-- Records for processing start --

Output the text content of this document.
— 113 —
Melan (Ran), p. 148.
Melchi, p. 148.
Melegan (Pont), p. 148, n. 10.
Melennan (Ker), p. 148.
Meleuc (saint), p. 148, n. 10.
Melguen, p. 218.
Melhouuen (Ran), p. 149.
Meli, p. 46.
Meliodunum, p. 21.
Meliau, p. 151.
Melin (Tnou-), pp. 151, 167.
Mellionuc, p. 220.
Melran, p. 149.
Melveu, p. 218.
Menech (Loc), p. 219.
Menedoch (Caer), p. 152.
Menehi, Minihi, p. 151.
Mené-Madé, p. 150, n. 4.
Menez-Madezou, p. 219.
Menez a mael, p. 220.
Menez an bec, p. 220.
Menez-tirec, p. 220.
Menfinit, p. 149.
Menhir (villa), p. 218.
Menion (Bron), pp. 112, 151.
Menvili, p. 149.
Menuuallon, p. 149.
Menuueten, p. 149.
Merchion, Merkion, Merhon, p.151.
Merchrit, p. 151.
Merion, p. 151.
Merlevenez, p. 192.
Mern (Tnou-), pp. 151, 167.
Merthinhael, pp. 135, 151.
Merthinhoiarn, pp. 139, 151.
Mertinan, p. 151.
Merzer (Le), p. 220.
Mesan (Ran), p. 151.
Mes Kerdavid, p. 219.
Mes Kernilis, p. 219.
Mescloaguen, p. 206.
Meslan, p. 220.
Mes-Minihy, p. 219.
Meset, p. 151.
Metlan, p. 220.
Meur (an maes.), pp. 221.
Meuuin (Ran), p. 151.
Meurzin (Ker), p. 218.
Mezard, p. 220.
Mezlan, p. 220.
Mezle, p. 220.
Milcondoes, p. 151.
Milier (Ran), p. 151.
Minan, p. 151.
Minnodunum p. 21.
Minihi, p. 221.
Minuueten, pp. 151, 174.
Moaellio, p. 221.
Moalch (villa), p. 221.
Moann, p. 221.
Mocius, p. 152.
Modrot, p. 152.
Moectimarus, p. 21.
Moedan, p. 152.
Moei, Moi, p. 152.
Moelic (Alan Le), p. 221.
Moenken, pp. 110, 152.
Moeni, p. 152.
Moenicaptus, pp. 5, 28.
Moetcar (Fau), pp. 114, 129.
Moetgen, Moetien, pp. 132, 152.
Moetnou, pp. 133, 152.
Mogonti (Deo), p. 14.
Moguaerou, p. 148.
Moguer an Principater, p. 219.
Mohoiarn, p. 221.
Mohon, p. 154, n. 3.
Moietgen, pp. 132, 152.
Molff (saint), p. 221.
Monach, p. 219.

-- Records for processing end --

§ **Exercise requirements**:
Copy out the whole listing, exactly as written.

§ **Result for this exercise**:
Output the text content of this document.
— 113 —
Melan (Ran), p. 148.
Melchi, p. 148.
Melegan (Pont), p. 148, n. 10.
Melennan (Ker), p. 148.
Meleuc (saint), p. 148, n. 10.
Melguen, p. 218.
Melhouuen (Ran), p. 149.
Meli, p. 46.
Meliodunum, p. 21.
Meliau, p. 151.
Melin (Tnou-), pp. 151, 167.
Mellionuc, p. 220.
Melran, p. 149.
Melveu, p. 218.
Menech (Loc), p. 219.
Menedoch (Caer), p. 152.
Menehi, Minihi, p. 151.
Mené-Madé, p. 150, n. 4.
Menez-Madezou, p. 219.
Menez a mael, p. 220.
Menez an bec, p. 220.
Menez-tirec, p. 220.
Menfinit, p. 149.
Menhir (villa), p. 218.
Menion (Bron), pp. 112, 151.
Menvili, p. 149.
Menuuallon, p. 149.
Menuueten, p. 149.
Merchion, Merkion, Merhon, p.151.
Merchrit, p. 151.
Merion, p. 151.
Merlevenez, p. 192.
Mern (Tnou-), pp. 151, 167.
Merthinhael, pp. 135, 151.
Merthinhoiarn, pp. 139, 151.
Mertinan, p. 151.
Merzer (Le), p. 220.
Mesan (Ran), p. 151.
Mes Kerdavid, p. 219.
Mes Kernilis, p. 219.
Mescloaguen, p. 206.
Meslan, p. 220.
Mes-Minihy, p. 219.
Meset, p. 151.
Metlan, p. 220.
Meur (an maes.), pp. 221.
Meuuin (Ran), p. 151.
Meurzin (Ker), p. 218.
Mezard, p. 220.
Mezlan, p. 220.
Mezle, p. 220.
Milcondoes, p. 151.
Milier (Ran), p. 151.
Minan, p. 151.
Minnodunum p. 21.
Minihi, p. 221.
Minuueten, pp. 151, 174.
Moaellio, p. 221.
Moalch (villa), p. 221.
Moann, p. 221.
Mocius, p. 152.
Modrot, p. 152.
Moectimarus, p. 21.
Moedan, p. 152.
Moei, Moi, p. 152.
Moelic (Alan Le), p. 221.
Moenken, pp. 110, 152.
Moeni, p. 152.
Moenicaptus, pp. 5, 28.
Moetcar (Fau), pp. 114, 129.
Moetgen, Moetien, pp. 132, 152.
Moetnou, pp. 133, 152.
Mogonti (Deo), p. 14.
Moguaerou, p. 148.
Moguer an Principater, p. 219.
Mohoiarn, p. 221.
Mohon, p. 154, n. 3.
Moietgen, pp. 132, 152.
Molff (saint), p. 221.
Monach, p. 219.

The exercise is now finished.